■ **Problem requirements**
Repeat verbatim every line of the material, beginning at the line that holds "Read this page and output its text content." and ending at its last line.

%%

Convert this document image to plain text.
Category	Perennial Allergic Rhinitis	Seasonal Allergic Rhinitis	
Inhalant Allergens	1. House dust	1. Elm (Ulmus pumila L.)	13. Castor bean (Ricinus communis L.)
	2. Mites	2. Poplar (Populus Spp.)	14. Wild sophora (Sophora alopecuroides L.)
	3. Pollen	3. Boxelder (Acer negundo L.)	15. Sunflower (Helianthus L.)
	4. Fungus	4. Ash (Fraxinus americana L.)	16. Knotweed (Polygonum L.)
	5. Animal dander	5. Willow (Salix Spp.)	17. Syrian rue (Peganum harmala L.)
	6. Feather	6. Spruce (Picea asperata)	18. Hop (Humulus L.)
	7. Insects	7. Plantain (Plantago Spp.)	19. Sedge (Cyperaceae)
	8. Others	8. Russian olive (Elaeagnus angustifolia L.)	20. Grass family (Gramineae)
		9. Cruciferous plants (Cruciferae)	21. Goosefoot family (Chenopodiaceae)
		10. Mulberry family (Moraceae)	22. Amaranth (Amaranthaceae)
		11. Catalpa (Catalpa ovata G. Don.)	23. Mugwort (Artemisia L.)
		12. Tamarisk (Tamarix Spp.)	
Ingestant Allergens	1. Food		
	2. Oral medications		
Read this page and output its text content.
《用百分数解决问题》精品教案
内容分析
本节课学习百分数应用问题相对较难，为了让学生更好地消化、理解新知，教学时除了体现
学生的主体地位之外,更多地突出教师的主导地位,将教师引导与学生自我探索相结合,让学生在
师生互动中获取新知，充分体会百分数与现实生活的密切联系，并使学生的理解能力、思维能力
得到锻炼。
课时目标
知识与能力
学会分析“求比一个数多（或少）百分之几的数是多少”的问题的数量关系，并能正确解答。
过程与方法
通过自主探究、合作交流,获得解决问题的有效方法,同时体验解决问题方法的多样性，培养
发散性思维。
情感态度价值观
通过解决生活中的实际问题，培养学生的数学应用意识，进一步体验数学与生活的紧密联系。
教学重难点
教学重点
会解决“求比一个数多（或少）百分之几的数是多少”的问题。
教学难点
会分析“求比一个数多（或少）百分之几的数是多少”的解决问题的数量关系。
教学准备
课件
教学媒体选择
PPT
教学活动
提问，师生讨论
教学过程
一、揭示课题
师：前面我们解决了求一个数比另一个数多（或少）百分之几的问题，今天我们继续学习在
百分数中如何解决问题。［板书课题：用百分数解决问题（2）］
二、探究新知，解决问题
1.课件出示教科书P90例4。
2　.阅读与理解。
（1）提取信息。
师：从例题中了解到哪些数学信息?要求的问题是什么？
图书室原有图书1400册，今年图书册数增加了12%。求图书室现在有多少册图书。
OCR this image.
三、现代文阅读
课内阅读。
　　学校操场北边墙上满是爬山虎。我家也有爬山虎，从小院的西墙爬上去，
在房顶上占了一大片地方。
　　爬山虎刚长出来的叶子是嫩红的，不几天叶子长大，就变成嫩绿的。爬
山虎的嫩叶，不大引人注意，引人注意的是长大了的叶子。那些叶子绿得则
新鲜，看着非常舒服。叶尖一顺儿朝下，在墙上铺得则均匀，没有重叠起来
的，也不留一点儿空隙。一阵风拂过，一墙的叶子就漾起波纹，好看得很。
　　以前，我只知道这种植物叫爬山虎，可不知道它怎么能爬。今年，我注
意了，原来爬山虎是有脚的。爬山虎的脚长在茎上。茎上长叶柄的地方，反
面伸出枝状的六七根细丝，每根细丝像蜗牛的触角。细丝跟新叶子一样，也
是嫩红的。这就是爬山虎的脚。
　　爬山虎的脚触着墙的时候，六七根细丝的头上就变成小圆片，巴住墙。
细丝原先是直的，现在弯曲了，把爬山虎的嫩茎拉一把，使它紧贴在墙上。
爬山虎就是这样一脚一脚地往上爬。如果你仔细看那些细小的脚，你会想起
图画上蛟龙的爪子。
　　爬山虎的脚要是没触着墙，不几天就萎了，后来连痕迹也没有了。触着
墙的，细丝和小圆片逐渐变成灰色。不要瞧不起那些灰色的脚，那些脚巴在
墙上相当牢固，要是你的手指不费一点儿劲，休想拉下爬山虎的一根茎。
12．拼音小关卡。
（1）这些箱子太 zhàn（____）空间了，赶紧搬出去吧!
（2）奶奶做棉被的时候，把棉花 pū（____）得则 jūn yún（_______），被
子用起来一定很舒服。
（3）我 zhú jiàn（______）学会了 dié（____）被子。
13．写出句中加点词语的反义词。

%%

■ **Full output**
Read this page and output its text content.
《用百分数解决问题》精品教案
内容分析
本节课学习百分数应用问题相对较难，为了让学生更好地消化、理解新知，教学时除了体现
学生的主体地位之外,更多地突出教师的主导地位,将教师引导与学生自我探索相结合,让学生在
师生互动中获取新知，充分体会百分数与现实生活的密切联系，并使学生的理解能力、思维能力
得到锻炼。
课时目标
知识与能力
学会分析“求比一个数多（或少）百分之几的数是多少”的问题的数量关系，并能正确解答。
过程与方法
通过自主探究、合作交流,获得解决问题的有效方法,同时体验解决问题方法的多样性，培养
发散性思维。
情感态度价值观
通过解决生活中的实际问题，培养学生的数学应用意识，进一步体验数学与生活的紧密联系。
教学重难点
教学重点
会解决“求比一个数多（或少）百分之几的数是多少”的问题。
教学难点
会分析“求比一个数多（或少）百分之几的数是多少”的解决问题的数量关系。
教学准备
课件
教学媒体选择
PPT
教学活动
提问，师生讨论
教学过程
一、揭示课题
师：前面我们解决了求一个数比另一个数多（或少）百分之几的问题，今天我们继续学习在
百分数中如何解决问题。［板书课题：用百分数解决问题（2）］
二、探究新知，解决问题
1.课件出示教科书P90例4。
2　.阅读与理解。
（1）提取信息。
师：从例题中了解到哪些数学信息?要求的问题是什么？
图书室原有图书1400册，今年图书册数增加了12%。求图书室现在有多少册图书。
OCR this image.
三、现代文阅读
课内阅读。
　　学校操场北边墙上满是爬山虎。我家也有爬山虎，从小院的西墙爬上去，
在房顶上占了一大片地方。
　　爬山虎刚长出来的叶子是嫩红的，不几天叶子长大，就变成嫩绿的。爬
山虎的嫩叶，不大引人注意，引人注意的是长大了的叶子。那些叶子绿得则
新鲜，看着非常舒服。叶尖一顺儿朝下，在墙上铺得则均匀，没有重叠起来
的，也不留一点儿空隙。一阵风拂过，一墙的叶子就漾起波纹，好看得很。
　　以前，我只知道这种植物叫爬山虎，可不知道它怎么能爬。今年，我注
意了，原来爬山虎是有脚的。爬山虎的脚长在茎上。茎上长叶柄的地方，反
面伸出枝状的六七根细丝，每根细丝像蜗牛的触角。细丝跟新叶子一样，也
是嫩红的。这就是爬山虎的脚。
　　爬山虎的脚触着墙的时候，六七根细丝的头上就变成小圆片，巴住墙。
细丝原先是直的，现在弯曲了，把爬山虎的嫩茎拉一把，使它紧贴在墙上。
爬山虎就是这样一脚一脚地往上爬。如果你仔细看那些细小的脚，你会想起
图画上蛟龙的爪子。
　　爬山虎的脚要是没触着墙，不几天就萎了，后来连痕迹也没有了。触着
墙的，细丝和小圆片逐渐变成灰色。不要瞧不起那些灰色的脚，那些脚巴在
墙上相当牢固，要是你的手指不费一点儿劲，休想拉下爬山虎的一根茎。
12．拼音小关卡。
（1）这些箱子太 zhàn（____）空间了，赶紧搬出去吧!
（2）奶奶做棉被的时候，把棉花 pū（____）得则 jūn yún（_______），被
子用起来一定很舒服。
（3）我 zhú jiàn（______）学会了 dié（____）被子。
13．写出句中加点词语的反义词。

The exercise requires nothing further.